DO THIS:
Word for word, set down the records and skip each picture.

(Dataset items)
++++++++
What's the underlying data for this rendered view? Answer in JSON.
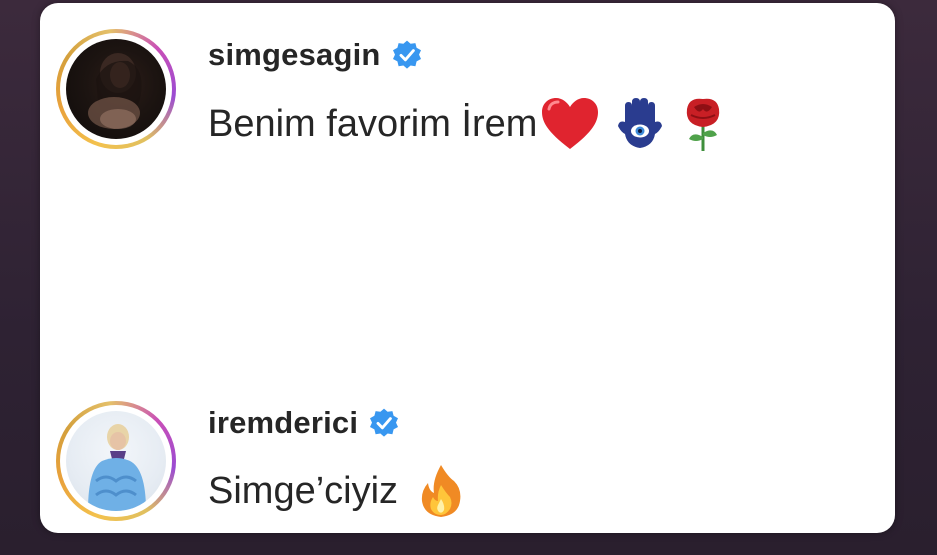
{
  "comments": [
    {
      "username": "simgesagin",
      "verified": true,
      "text": "Benim favorim İrem",
      "emojis": [
        "red-heart",
        "hamsa",
        "rose"
      ]
    },
    {
      "username": "iremderici",
      "verified": true,
      "text": "Simge’ciyiz",
      "emojis": [
        "fire"
      ]
    }
  ],
  "colors": {
    "verified_blue": "#3897f0",
    "text": "#262626",
    "heart": "#e0242f",
    "hamsa": "#2a3c8f",
    "rose": "#c81f25",
    "fire": "#f08a24"
  }
}
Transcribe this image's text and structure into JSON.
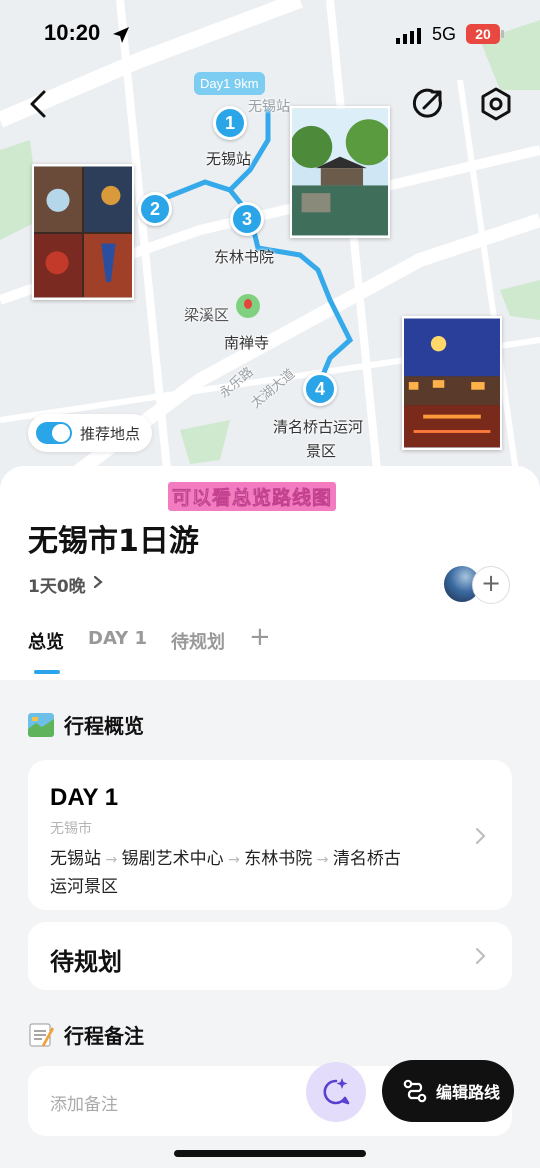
{
  "status_bar": {
    "time": "10:20",
    "network": "5G",
    "battery": "20"
  },
  "map": {
    "day_badge": "Day1 9km",
    "pins": [
      "1",
      "2",
      "3",
      "4"
    ],
    "labels": {
      "station_grey": "无锡站",
      "station": "无锡站",
      "donglin": "东林书院",
      "liangxi": "梁溪区",
      "nanchan": "南禅寺",
      "qingming_1": "清名桥古运河",
      "qingming_2": "景区",
      "road": "永乐路",
      "road2": "太湖大道"
    },
    "toggle_label": "推荐地点",
    "accent": "#2aa6e8"
  },
  "caption": "可以看总览路线图",
  "trip": {
    "title": "无锡市1日游",
    "duration": "1天0晚",
    "add_member": "+"
  },
  "tabs": [
    {
      "label": "总览",
      "active": true
    },
    {
      "label": "DAY 1"
    },
    {
      "label": "待规划"
    },
    {
      "label": "+"
    }
  ],
  "overview": {
    "heading": "行程概览",
    "day_card": {
      "title": "DAY 1",
      "city": "无锡市",
      "stops": [
        "无锡站",
        "锡剧艺术中心",
        "东林书院",
        "清名桥古",
        "运河景区"
      ]
    },
    "pending_card": {
      "title": "待规划"
    }
  },
  "notes": {
    "heading": "行程备注",
    "placeholder": "添加备注",
    "edit_button": "编辑路线"
  }
}
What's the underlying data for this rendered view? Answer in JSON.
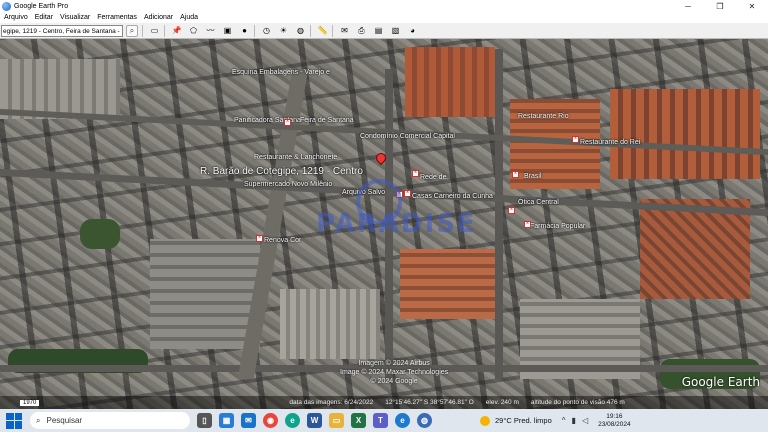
{
  "window": {
    "title": "Google Earth Pro",
    "minimize": "─",
    "maximize": "❐",
    "close": "✕"
  },
  "menu": [
    "Arquivo",
    "Editar",
    "Visualizar",
    "Ferramentas",
    "Adicionar",
    "Ajuda"
  ],
  "search": {
    "value": "egipe, 1219 - Centro, Feira de Santana - BA"
  },
  "map": {
    "main_label": "R. Barão de Cotegipe, 1219 - Centro",
    "labels": [
      "Esquina Embalagens - Varejo e",
      "Panificadora Santana",
      "Feira de Santana",
      "Restaurante & Lanchonete",
      "Condomínio Comercial Capital",
      "Restaurante Rio",
      "Supermercado Novo Milênio",
      "Restaurante do Rei",
      "Brasil",
      "Arquivo Salvo",
      "Rede de",
      "Renova Cor",
      "Casas Carneiro da Cunha",
      "Ótica Central",
      "Farmácia Popular"
    ],
    "watermark": "PARADISE",
    "copyright": [
      "Imagem © 2024 Airbus",
      "Image © 2024 Maxar Technologies",
      "© 2024 Google"
    ],
    "logo": "Google Earth"
  },
  "status": {
    "year": "1970",
    "imagery_date": "data das imagens: 6/24/2022",
    "coords": "12°15'46.27\" S  38°57'46.81\" O",
    "elev": "elev. 240 m",
    "eye": "altitude do ponto de visão  476 m"
  },
  "taskbar": {
    "search_placeholder": "Pesquisar",
    "weather": "29°C  Pred. limpo",
    "time": "19:16",
    "date": "23/08/2024"
  }
}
++++++++
RESULT OF THE TASK:
What's the underlying data for this rendered view? Answer in JSON.
{
  "comments": [
    {
      "username": "simgesagin",
      "verified": true,
      "text": "Benim favorim İrem",
      "emojis": [
        "red-heart",
        "hamsa",
        "rose"
      ]
    },
    {
      "username": "iremderici",
      "verified": true,
      "text": "Simge’ciyiz",
      "emojis": [
        "fire"
      ]
    }
  ],
  "colors": {
    "verified_blue": "#3897f0",
    "text": "#262626",
    "heart": "#e0242f",
    "hamsa": "#2a3c8f",
    "rose": "#c81f25",
    "fire": "#f08a24"
  }
}
Transcribe this image's text and structure into JSON.
{
  "status_bar": {
    "time": "10:20",
    "network": "5G",
    "battery": "20"
  },
  "map": {
    "day_badge": "Day1 9km",
    "pins": [
      "1",
      "2",
      "3",
      "4"
    ],
    "labels": {
      "station_grey": "无锡站",
      "station": "无锡站",
      "donglin": "东林书院",
      "liangxi": "梁溪区",
      "nanchan": "南禅寺",
      "qingming_1": "清名桥古运河",
      "qingming_2": "景区",
      "road": "永乐路",
      "road2": "太湖大道"
    },
    "toggle_label": "推荐地点",
    "accent": "#2aa6e8"
  },
  "caption": "可以看总览路线图",
  "trip": {
    "title": "无锡市1日游",
    "duration": "1天0晚",
    "add_member": "+"
  },
  "tabs": [
    {
      "label": "总览",
      "active": true
    },
    {
      "label": "DAY 1"
    },
    {
      "label": "待规划"
    },
    {
      "label": "+"
    }
  ],
  "overview": {
    "heading": "行程概览",
    "day_card": {
      "title": "DAY 1",
      "city": "无锡市",
      "stops": [
        "无锡站",
        "锡剧艺术中心",
        "东林书院",
        "清名桥古",
        "运河景区"
      ]
    },
    "pending_card": {
      "title": "待规划"
    }
  },
  "notes": {
    "heading": "行程备注",
    "placeholder": "添加备注",
    "edit_button": "编辑路线"
  }
}
What's the underlying data for this rendered view? Answer in JSON.
{
  "window": {
    "title": "Google Earth Pro",
    "minimize": "─",
    "maximize": "❐",
    "close": "✕"
  },
  "menu": [
    "Arquivo",
    "Editar",
    "Visualizar",
    "Ferramentas",
    "Adicionar",
    "Ajuda"
  ],
  "search": {
    "value": "egipe, 1219 - Centro, Feira de Santana - BA"
  },
  "map": {
    "main_label": "R. Barão de Cotegipe, 1219 - Centro",
    "labels": [
      "Esquina Embalagens - Varejo e",
      "Panificadora Santana",
      "Feira de Santana",
      "Restaurante & Lanchonete",
      "Condomínio Comercial Capital",
      "Restaurante Rio",
      "Supermercado Novo Milênio",
      "Restaurante do Rei",
      "Brasil",
      "Arquivo Salvo",
      "Rede de",
      "Renova Cor",
      "Casas Carneiro da Cunha",
      "Ótica Central",
      "Farmácia Popular"
    ],
    "watermark": "PARADISE",
    "copyright": [
      "Imagem © 2024 Airbus",
      "Image © 2024 Maxar Technologies",
      "© 2024 Google"
    ],
    "logo": "Google Earth"
  },
  "status": {
    "year": "1970",
    "imagery_date": "data das imagens: 6/24/2022",
    "coords": "12°15'46.27\" S  38°57'46.81\" O",
    "elev": "elev. 240 m",
    "eye": "altitude do ponto de visão  476 m"
  },
  "taskbar": {
    "search_placeholder": "Pesquisar",
    "weather": "29°C  Pred. limpo",
    "time": "19:16",
    "date": "23/08/2024"
  }
}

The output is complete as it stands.